== DIRECTIVE 1 ==
In the records below, repeat the lines from the one containing "data-label: a (202, 78, 216, 110)" through the one containing "x-tick-label: 70 (617, 477, 643, 503)", word for word.

== SELECTED EXTRACT ==
◆ ◆ ◆ ◆

# Ken started this,just sayin Hi also



## mikeb1234 (Mar 4, 2011)

Just found this site.the link was posted on FB...imagine that!!
Anyway I fish when I can and build a few rods.
Ima look around for a while!
Mikeb


----------



## AbuMike (Sep 3, 2007)

Welcome. A lot of good info and stories here.


----------



## CrawFish (Sep 23, 2003)

AbuMike said:


> Welcome. A lot of good info and stories here.


And everything else... HA!

Welcome!!


----------



## Tacpayne (Dec 20, 2008)

That wasnt my link was it Mike lol? Welcome aboard


----------



## dialout (Feb 5, 2011)

welcome from one new guy to another...this is a great site with tons of knowledge, and a great spellchecker.

except they said there was cupcakes, and I have yet to find those.


----------



## Ken Preston (Mar 3, 2011)

And a warm hello to you also. Lots of good info here.


----------



## mikeb1234 (Mar 4, 2011)

Thanks for the welcome!!
Chuck,It was your post on facebook
Look at my blue and gold wrap on FB and give me your opinion(good or bad)
I have not cp or epoxied yet.
mikeb


----------



## oldsalt737 (Apr 8, 2009)

Welcome !!!!


----------

◆ ◆ ◆ ◆

== RECORDS PROVIDED ==
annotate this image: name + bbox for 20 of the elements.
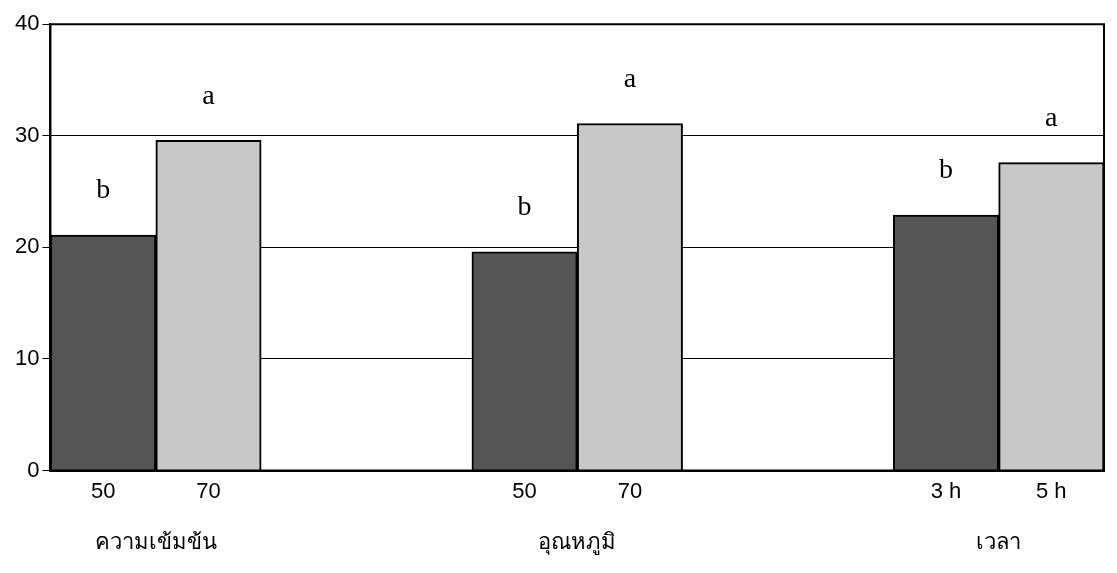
data-label: a (202, 78, 216, 110)
text: อุณหภูมิ (538, 529, 617, 556)
x-tick-label: 50 (512, 477, 537, 503)
x-tick-label: 5 h (1036, 477, 1067, 503)
y-tick-label: 0 (27, 456, 40, 482)
y-tick-label: 30 (14, 121, 40, 147)
x-tick-label: 70 (617, 477, 643, 503)
y-tick-label: 40 (14, 10, 40, 36)
text: ความเข้มข้น (94, 529, 217, 555)
x-tick-label: 70 (196, 477, 221, 503)
x-tick-label: 50 (90, 477, 116, 503)
y-tick-label: 20 (14, 233, 40, 259)
data-label: b (96, 173, 111, 205)
data-label: b (517, 190, 532, 222)
y-tick-label: 10 (14, 345, 40, 371)
x-tick-label: 3 h (930, 477, 962, 503)
data-label: a (1045, 100, 1059, 132)
data-label: b (938, 153, 953, 185)
text: เวลา (976, 529, 1022, 555)
data-label: a (623, 61, 637, 93)
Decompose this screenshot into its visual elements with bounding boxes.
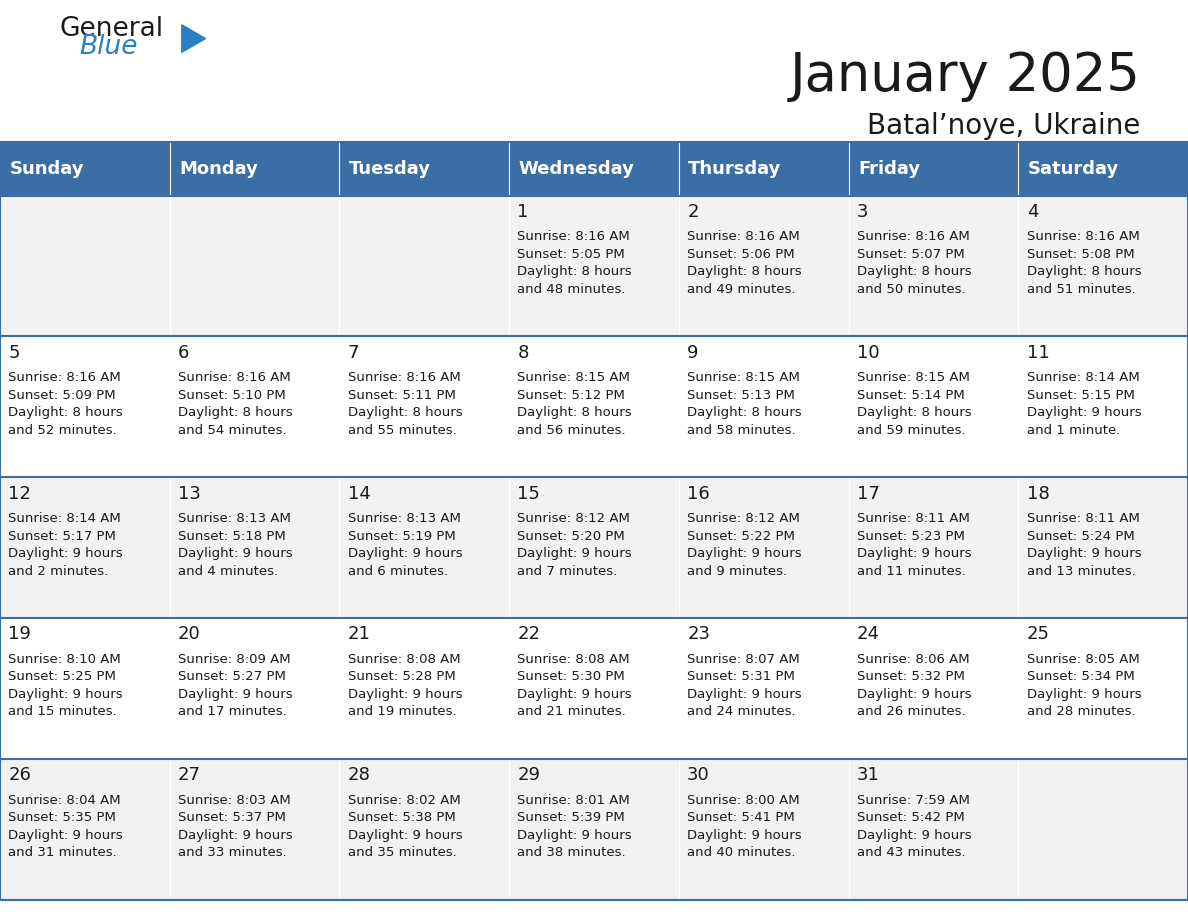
Text: Friday: Friday xyxy=(858,160,921,178)
Text: Sunrise: 8:04 AM
Sunset: 5:35 PM
Daylight: 9 hours
and 31 minutes.: Sunrise: 8:04 AM Sunset: 5:35 PM Dayligh… xyxy=(8,794,122,859)
Text: 8: 8 xyxy=(518,343,529,362)
Text: Sunday: Sunday xyxy=(10,160,84,178)
Text: 3: 3 xyxy=(857,203,868,221)
Text: Wednesday: Wednesday xyxy=(519,160,634,178)
Text: 22: 22 xyxy=(518,625,541,644)
Text: 9: 9 xyxy=(687,343,699,362)
Bar xyxy=(0,142,1188,196)
Text: Thursday: Thursday xyxy=(688,160,782,178)
Text: Batal’noye, Ukraine: Batal’noye, Ukraine xyxy=(867,112,1140,140)
Bar xyxy=(0,759,1188,900)
Text: 1: 1 xyxy=(518,203,529,221)
Text: 4: 4 xyxy=(1026,203,1038,221)
Text: Sunrise: 8:08 AM
Sunset: 5:28 PM
Daylight: 9 hours
and 19 minutes.: Sunrise: 8:08 AM Sunset: 5:28 PM Dayligh… xyxy=(348,653,462,719)
Text: 19: 19 xyxy=(8,625,31,644)
Bar xyxy=(0,196,1188,336)
Text: 13: 13 xyxy=(178,485,201,502)
Text: 28: 28 xyxy=(348,767,371,784)
Text: Sunrise: 8:08 AM
Sunset: 5:30 PM
Daylight: 9 hours
and 21 minutes.: Sunrise: 8:08 AM Sunset: 5:30 PM Dayligh… xyxy=(518,653,632,719)
Polygon shape xyxy=(182,25,206,52)
Text: 17: 17 xyxy=(857,485,880,502)
Text: Sunrise: 8:09 AM
Sunset: 5:27 PM
Daylight: 9 hours
and 17 minutes.: Sunrise: 8:09 AM Sunset: 5:27 PM Dayligh… xyxy=(178,653,292,719)
Text: 31: 31 xyxy=(857,767,880,784)
Text: Sunrise: 8:16 AM
Sunset: 5:07 PM
Daylight: 8 hours
and 50 minutes.: Sunrise: 8:16 AM Sunset: 5:07 PM Dayligh… xyxy=(857,230,972,296)
Text: General: General xyxy=(59,17,164,42)
Text: 7: 7 xyxy=(348,343,359,362)
Bar xyxy=(0,336,1188,477)
Text: 5: 5 xyxy=(8,343,20,362)
Text: Sunrise: 8:15 AM
Sunset: 5:13 PM
Daylight: 8 hours
and 58 minutes.: Sunrise: 8:15 AM Sunset: 5:13 PM Dayligh… xyxy=(687,371,802,437)
Text: Saturday: Saturday xyxy=(1028,160,1119,178)
Text: Sunrise: 8:07 AM
Sunset: 5:31 PM
Daylight: 9 hours
and 24 minutes.: Sunrise: 8:07 AM Sunset: 5:31 PM Dayligh… xyxy=(687,653,802,719)
Text: Sunrise: 8:02 AM
Sunset: 5:38 PM
Daylight: 9 hours
and 35 minutes.: Sunrise: 8:02 AM Sunset: 5:38 PM Dayligh… xyxy=(348,794,462,859)
Text: 11: 11 xyxy=(1026,343,1049,362)
Text: 14: 14 xyxy=(348,485,371,502)
Text: Sunrise: 8:01 AM
Sunset: 5:39 PM
Daylight: 9 hours
and 38 minutes.: Sunrise: 8:01 AM Sunset: 5:39 PM Dayligh… xyxy=(518,794,632,859)
Text: 16: 16 xyxy=(687,485,710,502)
Text: Sunrise: 8:12 AM
Sunset: 5:20 PM
Daylight: 9 hours
and 7 minutes.: Sunrise: 8:12 AM Sunset: 5:20 PM Dayligh… xyxy=(518,512,632,577)
Text: Sunrise: 8:15 AM
Sunset: 5:12 PM
Daylight: 8 hours
and 56 minutes.: Sunrise: 8:15 AM Sunset: 5:12 PM Dayligh… xyxy=(518,371,632,437)
Text: Blue: Blue xyxy=(80,34,138,60)
Text: Sunrise: 8:10 AM
Sunset: 5:25 PM
Daylight: 9 hours
and 15 minutes.: Sunrise: 8:10 AM Sunset: 5:25 PM Dayligh… xyxy=(8,653,122,719)
Text: Sunrise: 8:00 AM
Sunset: 5:41 PM
Daylight: 9 hours
and 40 minutes.: Sunrise: 8:00 AM Sunset: 5:41 PM Dayligh… xyxy=(687,794,802,859)
Text: Tuesday: Tuesday xyxy=(349,160,431,178)
Text: Sunrise: 8:13 AM
Sunset: 5:19 PM
Daylight: 9 hours
and 6 minutes.: Sunrise: 8:13 AM Sunset: 5:19 PM Dayligh… xyxy=(348,512,462,577)
Text: Sunrise: 8:05 AM
Sunset: 5:34 PM
Daylight: 9 hours
and 28 minutes.: Sunrise: 8:05 AM Sunset: 5:34 PM Dayligh… xyxy=(1026,653,1142,719)
Text: 12: 12 xyxy=(8,485,31,502)
Text: 15: 15 xyxy=(518,485,541,502)
Text: 10: 10 xyxy=(857,343,879,362)
Text: Sunrise: 7:59 AM
Sunset: 5:42 PM
Daylight: 9 hours
and 43 minutes.: Sunrise: 7:59 AM Sunset: 5:42 PM Dayligh… xyxy=(857,794,972,859)
Text: 30: 30 xyxy=(687,767,710,784)
Text: 26: 26 xyxy=(8,767,31,784)
Text: 23: 23 xyxy=(687,625,710,644)
Text: Sunrise: 8:03 AM
Sunset: 5:37 PM
Daylight: 9 hours
and 33 minutes.: Sunrise: 8:03 AM Sunset: 5:37 PM Dayligh… xyxy=(178,794,292,859)
Text: 27: 27 xyxy=(178,767,201,784)
Text: Sunrise: 8:16 AM
Sunset: 5:06 PM
Daylight: 8 hours
and 49 minutes.: Sunrise: 8:16 AM Sunset: 5:06 PM Dayligh… xyxy=(687,230,802,296)
Text: Sunrise: 8:16 AM
Sunset: 5:09 PM
Daylight: 8 hours
and 52 minutes.: Sunrise: 8:16 AM Sunset: 5:09 PM Dayligh… xyxy=(8,371,122,437)
Text: Sunrise: 8:11 AM
Sunset: 5:24 PM
Daylight: 9 hours
and 13 minutes.: Sunrise: 8:11 AM Sunset: 5:24 PM Dayligh… xyxy=(1026,512,1142,577)
Text: 2: 2 xyxy=(687,203,699,221)
Text: 25: 25 xyxy=(1026,625,1050,644)
Text: Sunrise: 8:12 AM
Sunset: 5:22 PM
Daylight: 9 hours
and 9 minutes.: Sunrise: 8:12 AM Sunset: 5:22 PM Dayligh… xyxy=(687,512,802,577)
Text: Monday: Monday xyxy=(179,160,258,178)
Text: 18: 18 xyxy=(1026,485,1049,502)
Text: 21: 21 xyxy=(348,625,371,644)
Text: Sunrise: 8:15 AM
Sunset: 5:14 PM
Daylight: 8 hours
and 59 minutes.: Sunrise: 8:15 AM Sunset: 5:14 PM Dayligh… xyxy=(857,371,972,437)
Bar xyxy=(0,477,1188,618)
Text: 29: 29 xyxy=(518,767,541,784)
Text: Sunrise: 8:14 AM
Sunset: 5:17 PM
Daylight: 9 hours
and 2 minutes.: Sunrise: 8:14 AM Sunset: 5:17 PM Dayligh… xyxy=(8,512,122,577)
Text: Sunrise: 8:16 AM
Sunset: 5:05 PM
Daylight: 8 hours
and 48 minutes.: Sunrise: 8:16 AM Sunset: 5:05 PM Dayligh… xyxy=(518,230,632,296)
Text: Sunrise: 8:11 AM
Sunset: 5:23 PM
Daylight: 9 hours
and 11 minutes.: Sunrise: 8:11 AM Sunset: 5:23 PM Dayligh… xyxy=(857,512,972,577)
Text: Sunrise: 8:16 AM
Sunset: 5:10 PM
Daylight: 8 hours
and 54 minutes.: Sunrise: 8:16 AM Sunset: 5:10 PM Dayligh… xyxy=(178,371,292,437)
Text: Sunrise: 8:16 AM
Sunset: 5:08 PM
Daylight: 8 hours
and 51 minutes.: Sunrise: 8:16 AM Sunset: 5:08 PM Dayligh… xyxy=(1026,230,1142,296)
Text: Sunrise: 8:06 AM
Sunset: 5:32 PM
Daylight: 9 hours
and 26 minutes.: Sunrise: 8:06 AM Sunset: 5:32 PM Dayligh… xyxy=(857,653,972,719)
Text: Sunrise: 8:16 AM
Sunset: 5:11 PM
Daylight: 8 hours
and 55 minutes.: Sunrise: 8:16 AM Sunset: 5:11 PM Dayligh… xyxy=(348,371,462,437)
Text: 24: 24 xyxy=(857,625,880,644)
Text: 20: 20 xyxy=(178,625,201,644)
Text: 6: 6 xyxy=(178,343,189,362)
Bar xyxy=(0,618,1188,759)
Bar xyxy=(0,142,1188,900)
Text: January 2025: January 2025 xyxy=(790,50,1140,103)
Text: Sunrise: 8:14 AM
Sunset: 5:15 PM
Daylight: 9 hours
and 1 minute.: Sunrise: 8:14 AM Sunset: 5:15 PM Dayligh… xyxy=(1026,371,1142,437)
Text: Sunrise: 8:13 AM
Sunset: 5:18 PM
Daylight: 9 hours
and 4 minutes.: Sunrise: 8:13 AM Sunset: 5:18 PM Dayligh… xyxy=(178,512,292,577)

◆ ◆ ◆ ◆

== DIRECTIVE 2 ==
Duplicate the forum thread above verbatim, from "Thanks for the" to "or epoxied yet.".

== TASK SOLUTION 1 ==
data-label: a (202, 78, 216, 110)
text: อุณหภูมิ (538, 529, 617, 556)
x-tick-label: 50 (512, 477, 537, 503)
x-tick-label: 5 h (1036, 477, 1067, 503)
y-tick-label: 0 (27, 456, 40, 482)
y-tick-label: 30 (14, 121, 40, 147)
x-tick-label: 70 (617, 477, 643, 503)

== TASK SOLUTION 2 ==
Thanks for the welcome!!
Chuck,It was your post on facebook
Look at my blue and gold wrap on FB and give me your opinion(good or bad)
I have not cp or epoxied yet.